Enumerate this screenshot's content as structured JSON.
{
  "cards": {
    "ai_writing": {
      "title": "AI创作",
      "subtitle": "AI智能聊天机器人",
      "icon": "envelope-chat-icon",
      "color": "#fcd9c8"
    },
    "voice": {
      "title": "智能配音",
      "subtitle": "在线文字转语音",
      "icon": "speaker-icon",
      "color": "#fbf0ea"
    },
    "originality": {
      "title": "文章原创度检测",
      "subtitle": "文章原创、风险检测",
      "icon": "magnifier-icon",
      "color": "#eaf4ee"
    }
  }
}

____________

=== The request ===
All of the data needs to be reproduced exactly, with no line missing.

=== Written solution ===
Enumerate this screenshot's content as structured JSON.
{
  "cards": {
    "ai_writing": {
      "title": "AI创作",
      "subtitle": "AI智能聊天机器人",
      "icon": "envelope-chat-icon",
      "color": "#fcd9c8"
    },
    "voice": {
      "title": "智能配音",
      "subtitle": "在线文字转语音",
      "icon": "speaker-icon",
      "color": "#fbf0ea"
    },
    "originality": {
      "title": "文章原创度检测",
      "subtitle": "文章原创、风险检测",
      "icon": "magnifier-icon",
      "color": "#eaf4ee"
    }
  }
}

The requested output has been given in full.